▶ _Task to carry out_
Provide the records once more, identical to the original.

-- start Given records --

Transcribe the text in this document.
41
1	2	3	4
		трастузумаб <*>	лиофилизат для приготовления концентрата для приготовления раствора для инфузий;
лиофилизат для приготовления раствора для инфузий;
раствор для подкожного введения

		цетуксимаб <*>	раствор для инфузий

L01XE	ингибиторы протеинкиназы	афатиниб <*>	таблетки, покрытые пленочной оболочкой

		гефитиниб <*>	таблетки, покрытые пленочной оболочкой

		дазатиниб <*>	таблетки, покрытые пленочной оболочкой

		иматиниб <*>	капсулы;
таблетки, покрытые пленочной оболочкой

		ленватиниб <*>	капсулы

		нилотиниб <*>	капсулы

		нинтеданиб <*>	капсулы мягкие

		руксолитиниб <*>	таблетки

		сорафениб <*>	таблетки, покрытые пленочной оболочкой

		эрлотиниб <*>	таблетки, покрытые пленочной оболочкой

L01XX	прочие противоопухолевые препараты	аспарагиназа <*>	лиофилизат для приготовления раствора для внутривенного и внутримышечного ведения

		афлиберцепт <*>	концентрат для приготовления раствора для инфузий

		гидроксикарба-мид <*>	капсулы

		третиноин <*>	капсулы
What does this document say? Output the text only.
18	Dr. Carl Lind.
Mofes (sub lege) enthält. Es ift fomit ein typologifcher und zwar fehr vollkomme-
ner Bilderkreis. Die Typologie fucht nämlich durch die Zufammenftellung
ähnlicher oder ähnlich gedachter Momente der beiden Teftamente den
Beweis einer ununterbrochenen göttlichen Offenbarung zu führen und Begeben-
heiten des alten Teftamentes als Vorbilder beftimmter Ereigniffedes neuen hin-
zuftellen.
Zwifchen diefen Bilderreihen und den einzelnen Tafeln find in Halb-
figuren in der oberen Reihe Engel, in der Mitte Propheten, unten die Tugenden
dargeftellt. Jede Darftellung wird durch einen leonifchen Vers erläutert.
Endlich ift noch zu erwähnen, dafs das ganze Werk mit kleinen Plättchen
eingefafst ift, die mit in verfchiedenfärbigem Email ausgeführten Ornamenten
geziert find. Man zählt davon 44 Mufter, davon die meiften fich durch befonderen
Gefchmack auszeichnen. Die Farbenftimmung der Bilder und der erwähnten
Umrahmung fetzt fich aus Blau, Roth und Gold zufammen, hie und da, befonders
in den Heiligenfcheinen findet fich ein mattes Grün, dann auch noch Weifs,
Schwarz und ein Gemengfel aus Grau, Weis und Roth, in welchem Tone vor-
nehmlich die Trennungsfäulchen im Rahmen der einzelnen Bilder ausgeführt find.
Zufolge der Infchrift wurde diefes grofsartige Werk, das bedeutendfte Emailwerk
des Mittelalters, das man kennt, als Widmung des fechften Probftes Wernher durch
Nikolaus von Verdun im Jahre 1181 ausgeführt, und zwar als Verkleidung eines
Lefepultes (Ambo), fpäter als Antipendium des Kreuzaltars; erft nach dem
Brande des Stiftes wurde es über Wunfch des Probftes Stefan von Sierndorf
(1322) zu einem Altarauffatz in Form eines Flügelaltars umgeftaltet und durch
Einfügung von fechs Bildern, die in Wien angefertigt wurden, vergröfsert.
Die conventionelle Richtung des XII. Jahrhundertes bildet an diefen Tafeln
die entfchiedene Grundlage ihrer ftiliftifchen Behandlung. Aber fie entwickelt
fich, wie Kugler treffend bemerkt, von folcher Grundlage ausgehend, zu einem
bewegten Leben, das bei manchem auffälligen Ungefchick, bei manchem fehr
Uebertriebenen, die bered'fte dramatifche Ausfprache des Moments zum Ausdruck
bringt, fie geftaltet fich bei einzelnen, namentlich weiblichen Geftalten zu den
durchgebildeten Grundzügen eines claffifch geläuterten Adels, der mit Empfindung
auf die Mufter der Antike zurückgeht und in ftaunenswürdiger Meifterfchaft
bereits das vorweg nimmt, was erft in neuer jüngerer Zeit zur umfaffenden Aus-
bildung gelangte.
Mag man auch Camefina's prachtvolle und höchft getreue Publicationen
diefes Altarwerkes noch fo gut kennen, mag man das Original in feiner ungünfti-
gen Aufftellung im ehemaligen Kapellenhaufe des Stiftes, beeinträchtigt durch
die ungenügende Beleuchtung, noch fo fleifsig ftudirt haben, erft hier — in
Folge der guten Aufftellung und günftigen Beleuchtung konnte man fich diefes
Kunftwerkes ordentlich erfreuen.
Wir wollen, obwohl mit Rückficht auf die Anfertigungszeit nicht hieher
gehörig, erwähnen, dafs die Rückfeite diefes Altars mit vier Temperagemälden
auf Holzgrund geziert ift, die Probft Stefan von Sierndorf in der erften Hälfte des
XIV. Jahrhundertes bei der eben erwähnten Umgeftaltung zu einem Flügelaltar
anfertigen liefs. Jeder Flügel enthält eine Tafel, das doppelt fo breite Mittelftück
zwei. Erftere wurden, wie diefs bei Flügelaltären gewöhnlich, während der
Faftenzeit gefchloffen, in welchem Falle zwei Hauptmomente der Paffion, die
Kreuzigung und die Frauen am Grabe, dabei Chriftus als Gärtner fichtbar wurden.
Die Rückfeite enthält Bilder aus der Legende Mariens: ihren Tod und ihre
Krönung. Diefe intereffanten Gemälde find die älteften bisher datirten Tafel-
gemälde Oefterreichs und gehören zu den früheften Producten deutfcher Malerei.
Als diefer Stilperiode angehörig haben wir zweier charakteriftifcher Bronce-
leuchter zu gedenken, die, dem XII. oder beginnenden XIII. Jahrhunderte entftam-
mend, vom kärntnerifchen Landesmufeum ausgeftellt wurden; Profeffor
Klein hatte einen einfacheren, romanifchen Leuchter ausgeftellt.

-- end Given records --

▶ _Expected output_
Transcribe the text in this document.
41
1	2	3	4
		трастузумаб <*>	лиофилизат для приготовления концентрата для приготовления раствора для инфузий;
лиофилизат для приготовления раствора для инфузий;
раствор для подкожного введения

		цетуксимаб <*>	раствор для инфузий

L01XE	ингибиторы протеинкиназы	афатиниб <*>	таблетки, покрытые пленочной оболочкой

		гефитиниб <*>	таблетки, покрытые пленочной оболочкой

		дазатиниб <*>	таблетки, покрытые пленочной оболочкой

		иматиниб <*>	капсулы;
таблетки, покрытые пленочной оболочкой

		ленватиниб <*>	капсулы

		нилотиниб <*>	капсулы

		нинтеданиб <*>	капсулы мягкие

		руксолитиниб <*>	таблетки

		сорафениб <*>	таблетки, покрытые пленочной оболочкой

		эрлотиниб <*>	таблетки, покрытые пленочной оболочкой

L01XX	прочие противоопухолевые препараты	аспарагиназа <*>	лиофилизат для приготовления раствора для внутривенного и внутримышечного ведения

		афлиберцепт <*>	концентрат для приготовления раствора для инфузий

		гидроксикарба-мид <*>	капсулы

		третиноин <*>	капсулы
What does this document say? Output the text only.
18	Dr. Carl Lind.
Mofes (sub lege) enthält. Es ift fomit ein typologifcher und zwar fehr vollkomme-
ner Bilderkreis. Die Typologie fucht nämlich durch die Zufammenftellung
ähnlicher oder ähnlich gedachter Momente der beiden Teftamente den
Beweis einer ununterbrochenen göttlichen Offenbarung zu führen und Begeben-
heiten des alten Teftamentes als Vorbilder beftimmter Ereigniffedes neuen hin-
zuftellen.
Zwifchen diefen Bilderreihen und den einzelnen Tafeln find in Halb-
figuren in der oberen Reihe Engel, in der Mitte Propheten, unten die Tugenden
dargeftellt. Jede Darftellung wird durch einen leonifchen Vers erläutert.
Endlich ift noch zu erwähnen, dafs das ganze Werk mit kleinen Plättchen
eingefafst ift, die mit in verfchiedenfärbigem Email ausgeführten Ornamenten
geziert find. Man zählt davon 44 Mufter, davon die meiften fich durch befonderen
Gefchmack auszeichnen. Die Farbenftimmung der Bilder und der erwähnten
Umrahmung fetzt fich aus Blau, Roth und Gold zufammen, hie und da, befonders
in den Heiligenfcheinen findet fich ein mattes Grün, dann auch noch Weifs,
Schwarz und ein Gemengfel aus Grau, Weis und Roth, in welchem Tone vor-
nehmlich die Trennungsfäulchen im Rahmen der einzelnen Bilder ausgeführt find.
Zufolge der Infchrift wurde diefes grofsartige Werk, das bedeutendfte Emailwerk
des Mittelalters, das man kennt, als Widmung des fechften Probftes Wernher durch
Nikolaus von Verdun im Jahre 1181 ausgeführt, und zwar als Verkleidung eines
Lefepultes (Ambo), fpäter als Antipendium des Kreuzaltars; erft nach dem
Brande des Stiftes wurde es über Wunfch des Probftes Stefan von Sierndorf
(1322) zu einem Altarauffatz in Form eines Flügelaltars umgeftaltet und durch
Einfügung von fechs Bildern, die in Wien angefertigt wurden, vergröfsert.
Die conventionelle Richtung des XII. Jahrhundertes bildet an diefen Tafeln
die entfchiedene Grundlage ihrer ftiliftifchen Behandlung. Aber fie entwickelt
fich, wie Kugler treffend bemerkt, von folcher Grundlage ausgehend, zu einem
bewegten Leben, das bei manchem auffälligen Ungefchick, bei manchem fehr
Uebertriebenen, die bered'fte dramatifche Ausfprache des Moments zum Ausdruck
bringt, fie geftaltet fich bei einzelnen, namentlich weiblichen Geftalten zu den
durchgebildeten Grundzügen eines claffifch geläuterten Adels, der mit Empfindung
auf die Mufter der Antike zurückgeht und in ftaunenswürdiger Meifterfchaft
bereits das vorweg nimmt, was erft in neuer jüngerer Zeit zur umfaffenden Aus-
bildung gelangte.
Mag man auch Camefina's prachtvolle und höchft getreue Publicationen
diefes Altarwerkes noch fo gut kennen, mag man das Original in feiner ungünfti-
gen Aufftellung im ehemaligen Kapellenhaufe des Stiftes, beeinträchtigt durch
die ungenügende Beleuchtung, noch fo fleifsig ftudirt haben, erft hier — in
Folge der guten Aufftellung und günftigen Beleuchtung konnte man fich diefes
Kunftwerkes ordentlich erfreuen.
Wir wollen, obwohl mit Rückficht auf die Anfertigungszeit nicht hieher
gehörig, erwähnen, dafs die Rückfeite diefes Altars mit vier Temperagemälden
auf Holzgrund geziert ift, die Probft Stefan von Sierndorf in der erften Hälfte des
XIV. Jahrhundertes bei der eben erwähnten Umgeftaltung zu einem Flügelaltar
anfertigen liefs. Jeder Flügel enthält eine Tafel, das doppelt fo breite Mittelftück
zwei. Erftere wurden, wie diefs bei Flügelaltären gewöhnlich, während der
Faftenzeit gefchloffen, in welchem Falle zwei Hauptmomente der Paffion, die
Kreuzigung und die Frauen am Grabe, dabei Chriftus als Gärtner fichtbar wurden.
Die Rückfeite enthält Bilder aus der Legende Mariens: ihren Tod und ihre
Krönung. Diefe intereffanten Gemälde find die älteften bisher datirten Tafel-
gemälde Oefterreichs und gehören zu den früheften Producten deutfcher Malerei.
Als diefer Stilperiode angehörig haben wir zweier charakteriftifcher Bronce-
leuchter zu gedenken, die, dem XII. oder beginnenden XIII. Jahrhunderte entftam-
mend, vom kärntnerifchen Landesmufeum ausgeftellt wurden; Profeffor
Klein hatte einen einfacheren, romanifchen Leuchter ausgeftellt.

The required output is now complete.